▶ [Exercise objective]
Print each line of the listing once more, precisely as given.

▶ [Dataset content]
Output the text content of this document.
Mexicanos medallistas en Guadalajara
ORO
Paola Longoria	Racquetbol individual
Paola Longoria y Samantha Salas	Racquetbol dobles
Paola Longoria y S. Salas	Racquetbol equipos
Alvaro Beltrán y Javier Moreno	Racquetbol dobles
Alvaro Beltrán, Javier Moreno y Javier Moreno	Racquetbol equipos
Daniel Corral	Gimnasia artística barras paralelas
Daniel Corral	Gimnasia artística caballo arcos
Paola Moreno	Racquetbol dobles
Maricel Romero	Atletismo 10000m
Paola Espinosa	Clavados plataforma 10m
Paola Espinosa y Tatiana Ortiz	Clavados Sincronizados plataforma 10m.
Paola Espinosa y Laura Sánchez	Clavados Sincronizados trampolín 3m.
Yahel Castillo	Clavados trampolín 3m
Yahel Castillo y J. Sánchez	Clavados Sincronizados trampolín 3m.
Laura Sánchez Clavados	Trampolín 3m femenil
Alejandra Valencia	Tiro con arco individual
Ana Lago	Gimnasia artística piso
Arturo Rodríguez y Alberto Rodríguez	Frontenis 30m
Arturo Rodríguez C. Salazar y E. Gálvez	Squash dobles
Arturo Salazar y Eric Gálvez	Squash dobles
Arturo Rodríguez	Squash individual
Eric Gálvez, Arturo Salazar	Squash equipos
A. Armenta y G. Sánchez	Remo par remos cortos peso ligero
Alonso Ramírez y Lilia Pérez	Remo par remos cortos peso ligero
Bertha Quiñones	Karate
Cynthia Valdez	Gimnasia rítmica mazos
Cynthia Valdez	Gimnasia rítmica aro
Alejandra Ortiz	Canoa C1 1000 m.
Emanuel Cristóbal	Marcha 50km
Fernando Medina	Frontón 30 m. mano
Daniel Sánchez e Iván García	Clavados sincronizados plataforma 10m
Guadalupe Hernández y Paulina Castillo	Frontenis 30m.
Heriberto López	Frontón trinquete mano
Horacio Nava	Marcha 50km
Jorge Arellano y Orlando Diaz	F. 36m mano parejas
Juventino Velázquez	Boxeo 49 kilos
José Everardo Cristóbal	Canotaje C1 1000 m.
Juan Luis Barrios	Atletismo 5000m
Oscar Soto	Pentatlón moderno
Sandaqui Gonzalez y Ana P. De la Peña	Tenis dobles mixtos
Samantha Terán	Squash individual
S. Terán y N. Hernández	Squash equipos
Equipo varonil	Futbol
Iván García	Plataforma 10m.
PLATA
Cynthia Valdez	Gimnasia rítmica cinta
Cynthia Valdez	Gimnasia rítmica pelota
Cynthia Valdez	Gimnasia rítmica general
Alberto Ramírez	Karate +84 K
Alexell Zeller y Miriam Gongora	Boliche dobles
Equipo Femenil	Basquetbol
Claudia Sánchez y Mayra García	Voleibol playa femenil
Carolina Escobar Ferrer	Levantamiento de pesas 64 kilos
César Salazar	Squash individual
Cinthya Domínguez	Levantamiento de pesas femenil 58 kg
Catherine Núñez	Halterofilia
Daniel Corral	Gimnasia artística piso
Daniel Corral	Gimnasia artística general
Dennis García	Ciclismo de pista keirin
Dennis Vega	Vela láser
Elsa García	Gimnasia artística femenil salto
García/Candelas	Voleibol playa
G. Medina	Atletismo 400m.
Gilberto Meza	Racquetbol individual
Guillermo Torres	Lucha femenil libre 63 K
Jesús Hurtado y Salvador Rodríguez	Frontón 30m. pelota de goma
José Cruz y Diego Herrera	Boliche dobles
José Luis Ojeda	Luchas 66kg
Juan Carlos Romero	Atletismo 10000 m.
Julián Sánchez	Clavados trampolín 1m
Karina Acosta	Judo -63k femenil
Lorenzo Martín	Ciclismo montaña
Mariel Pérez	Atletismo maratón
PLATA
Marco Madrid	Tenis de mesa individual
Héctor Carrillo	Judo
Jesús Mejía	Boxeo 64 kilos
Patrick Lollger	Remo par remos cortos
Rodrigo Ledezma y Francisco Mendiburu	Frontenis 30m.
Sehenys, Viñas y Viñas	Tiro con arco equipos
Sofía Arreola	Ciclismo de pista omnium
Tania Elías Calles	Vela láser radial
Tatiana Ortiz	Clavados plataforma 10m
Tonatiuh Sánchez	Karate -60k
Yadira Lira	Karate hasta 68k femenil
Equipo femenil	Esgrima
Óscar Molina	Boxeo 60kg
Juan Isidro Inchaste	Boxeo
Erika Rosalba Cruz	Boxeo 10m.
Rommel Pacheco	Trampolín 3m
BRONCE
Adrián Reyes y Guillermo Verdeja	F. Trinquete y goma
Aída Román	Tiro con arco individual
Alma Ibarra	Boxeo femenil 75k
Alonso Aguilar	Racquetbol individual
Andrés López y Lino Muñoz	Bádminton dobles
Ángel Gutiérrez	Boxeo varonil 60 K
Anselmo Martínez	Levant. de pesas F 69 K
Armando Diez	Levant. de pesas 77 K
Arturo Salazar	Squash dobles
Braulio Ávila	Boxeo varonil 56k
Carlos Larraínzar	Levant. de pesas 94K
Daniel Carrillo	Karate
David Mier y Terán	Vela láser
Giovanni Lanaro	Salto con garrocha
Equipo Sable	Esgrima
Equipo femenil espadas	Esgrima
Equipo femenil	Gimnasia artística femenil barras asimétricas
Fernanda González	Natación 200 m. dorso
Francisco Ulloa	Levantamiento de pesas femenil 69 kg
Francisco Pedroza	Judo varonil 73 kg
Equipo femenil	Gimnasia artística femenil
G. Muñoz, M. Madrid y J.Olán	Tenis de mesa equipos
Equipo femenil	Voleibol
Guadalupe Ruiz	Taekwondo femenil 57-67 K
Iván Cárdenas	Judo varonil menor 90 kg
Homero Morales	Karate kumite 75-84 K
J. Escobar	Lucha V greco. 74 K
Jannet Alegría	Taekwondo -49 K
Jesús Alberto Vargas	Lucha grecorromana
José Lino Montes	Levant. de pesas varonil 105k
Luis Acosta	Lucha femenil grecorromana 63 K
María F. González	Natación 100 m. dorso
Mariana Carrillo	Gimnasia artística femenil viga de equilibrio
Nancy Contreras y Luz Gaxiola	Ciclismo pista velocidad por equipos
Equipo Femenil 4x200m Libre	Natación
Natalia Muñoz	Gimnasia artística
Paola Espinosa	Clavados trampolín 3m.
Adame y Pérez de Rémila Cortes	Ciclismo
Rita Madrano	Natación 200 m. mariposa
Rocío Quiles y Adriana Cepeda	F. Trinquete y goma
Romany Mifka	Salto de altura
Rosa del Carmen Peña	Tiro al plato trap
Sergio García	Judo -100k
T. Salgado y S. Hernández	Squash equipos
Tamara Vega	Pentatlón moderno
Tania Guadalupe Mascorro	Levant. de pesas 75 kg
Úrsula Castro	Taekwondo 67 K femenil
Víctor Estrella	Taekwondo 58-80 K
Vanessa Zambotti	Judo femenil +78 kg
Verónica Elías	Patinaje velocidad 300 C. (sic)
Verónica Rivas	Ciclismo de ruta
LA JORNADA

▶ [Task solution]
Output the text content of this document.
Mexicanos medallistas en Guadalajara
ORO
Paola Longoria	Racquetbol individual
Paola Longoria y Samantha Salas	Racquetbol dobles
Paola Longoria y S. Salas	Racquetbol equipos
Alvaro Beltrán y Javier Moreno	Racquetbol dobles
Alvaro Beltrán, Javier Moreno y Javier Moreno	Racquetbol equipos
Daniel Corral	Gimnasia artística barras paralelas
Daniel Corral	Gimnasia artística caballo arcos
Paola Moreno	Racquetbol dobles
Maricel Romero	Atletismo 10000m
Paola Espinosa	Clavados plataforma 10m
Paola Espinosa y Tatiana Ortiz	Clavados Sincronizados plataforma 10m.
Paola Espinosa y Laura Sánchez	Clavados Sincronizados trampolín 3m.
Yahel Castillo	Clavados trampolín 3m
Yahel Castillo y J. Sánchez	Clavados Sincronizados trampolín 3m.
Laura Sánchez Clavados	Trampolín 3m femenil
Alejandra Valencia	Tiro con arco individual
Ana Lago	Gimnasia artística piso
Arturo Rodríguez y Alberto Rodríguez	Frontenis 30m
Arturo Rodríguez C. Salazar y E. Gálvez	Squash dobles
Arturo Salazar y Eric Gálvez	Squash dobles
Arturo Rodríguez	Squash individual
Eric Gálvez, Arturo Salazar	Squash equipos
A. Armenta y G. Sánchez	Remo par remos cortos peso ligero
Alonso Ramírez y Lilia Pérez	Remo par remos cortos peso ligero
Bertha Quiñones	Karate
Cynthia Valdez	Gimnasia rítmica mazos
Cynthia Valdez	Gimnasia rítmica aro
Alejandra Ortiz	Canoa C1 1000 m.
Emanuel Cristóbal	Marcha 50km
Fernando Medina	Frontón 30 m. mano
Daniel Sánchez e Iván García	Clavados sincronizados plataforma 10m
Guadalupe Hernández y Paulina Castillo	Frontenis 30m.
Heriberto López	Frontón trinquete mano
Horacio Nava	Marcha 50km
Jorge Arellano y Orlando Diaz	F. 36m mano parejas
Juventino Velázquez	Boxeo 49 kilos
José Everardo Cristóbal	Canotaje C1 1000 m.
Juan Luis Barrios	Atletismo 5000m
Oscar Soto	Pentatlón moderno
Sandaqui Gonzalez y Ana P. De la Peña	Tenis dobles mixtos
Samantha Terán	Squash individual
S. Terán y N. Hernández	Squash equipos
Equipo varonil	Futbol
Iván García	Plataforma 10m.
PLATA
Cynthia Valdez	Gimnasia rítmica cinta
Cynthia Valdez	Gimnasia rítmica pelota
Cynthia Valdez	Gimnasia rítmica general
Alberto Ramírez	Karate +84 K
Alexell Zeller y Miriam Gongora	Boliche dobles
Equipo Femenil	Basquetbol
Claudia Sánchez y Mayra García	Voleibol playa femenil
Carolina Escobar Ferrer	Levantamiento de pesas 64 kilos
César Salazar	Squash individual
Cinthya Domínguez	Levantamiento de pesas femenil 58 kg
Catherine Núñez	Halterofilia
Daniel Corral	Gimnasia artística piso
Daniel Corral	Gimnasia artística general
Dennis García	Ciclismo de pista keirin
Dennis Vega	Vela láser
Elsa García	Gimnasia artística femenil salto
García/Candelas	Voleibol playa
G. Medina	Atletismo 400m.
Gilberto Meza	Racquetbol individual
Guillermo Torres	Lucha femenil libre 63 K
Jesús Hurtado y Salvador Rodríguez	Frontón 30m. pelota de goma
José Cruz y Diego Herrera	Boliche dobles
José Luis Ojeda	Luchas 66kg
Juan Carlos Romero	Atletismo 10000 m.
Julián Sánchez	Clavados trampolín 1m
Karina Acosta	Judo -63k femenil
Lorenzo Martín	Ciclismo montaña
Mariel Pérez	Atletismo maratón
PLATA
Marco Madrid	Tenis de mesa individual
Héctor Carrillo	Judo
Jesús Mejía	Boxeo 64 kilos
Patrick Lollger	Remo par remos cortos
Rodrigo Ledezma y Francisco Mendiburu	Frontenis 30m.
Sehenys, Viñas y Viñas	Tiro con arco equipos
Sofía Arreola	Ciclismo de pista omnium
Tania Elías Calles	Vela láser radial
Tatiana Ortiz	Clavados plataforma 10m
Tonatiuh Sánchez	Karate -60k
Yadira Lira	Karate hasta 68k femenil
Equipo femenil	Esgrima
Óscar Molina	Boxeo 60kg
Juan Isidro Inchaste	Boxeo
Erika Rosalba Cruz	Boxeo 10m.
Rommel Pacheco	Trampolín 3m
BRONCE
Adrián Reyes y Guillermo Verdeja	F. Trinquete y goma
Aída Román	Tiro con arco individual
Alma Ibarra	Boxeo femenil 75k
Alonso Aguilar	Racquetbol individual
Andrés López y Lino Muñoz	Bádminton dobles
Ángel Gutiérrez	Boxeo varonil 60 K
Anselmo Martínez	Levant. de pesas F 69 K
Armando Diez	Levant. de pesas 77 K
Arturo Salazar	Squash dobles
Braulio Ávila	Boxeo varonil 56k
Carlos Larraínzar	Levant. de pesas 94K
Daniel Carrillo	Karate
David Mier y Terán	Vela láser
Giovanni Lanaro	Salto con garrocha
Equipo Sable	Esgrima
Equipo femenil espadas	Esgrima
Equipo femenil	Gimnasia artística femenil barras asimétricas
Fernanda González	Natación 200 m. dorso
Francisco Ulloa	Levantamiento de pesas femenil 69 kg
Francisco Pedroza	Judo varonil 73 kg
Equipo femenil	Gimnasia artística femenil
G. Muñoz, M. Madrid y J.Olán	Tenis de mesa equipos
Equipo femenil	Voleibol
Guadalupe Ruiz	Taekwondo femenil 57-67 K
Iván Cárdenas	Judo varonil menor 90 kg
Homero Morales	Karate kumite 75-84 K
J. Escobar	Lucha V greco. 74 K
Jannet Alegría	Taekwondo -49 K
Jesús Alberto Vargas	Lucha grecorromana
José Lino Montes	Levant. de pesas varonil 105k
Luis Acosta	Lucha femenil grecorromana 63 K
María F. González	Natación 100 m. dorso
Mariana Carrillo	Gimnasia artística femenil viga de equilibrio
Nancy Contreras y Luz Gaxiola	Ciclismo pista velocidad por equipos
Equipo Femenil 4x200m Libre	Natación
Natalia Muñoz	Gimnasia artística
Paola Espinosa	Clavados trampolín 3m.
Adame y Pérez de Rémila Cortes	Ciclismo
Rita Madrano	Natación 200 m. mariposa
Rocío Quiles y Adriana Cepeda	F. Trinquete y goma
Romany Mifka	Salto de altura
Rosa del Carmen Peña	Tiro al plato trap
Sergio García	Judo -100k
T. Salgado y S. Hernández	Squash equipos
Tamara Vega	Pentatlón moderno
Tania Guadalupe Mascorro	Levant. de pesas 75 kg
Úrsula Castro	Taekwondo 67 K femenil
Víctor Estrella	Taekwondo 58-80 K
Vanessa Zambotti	Judo femenil +78 kg
Verónica Elías	Patinaje velocidad 300 C. (sic)
Verónica Rivas	Ciclismo de ruta
LA JORNADA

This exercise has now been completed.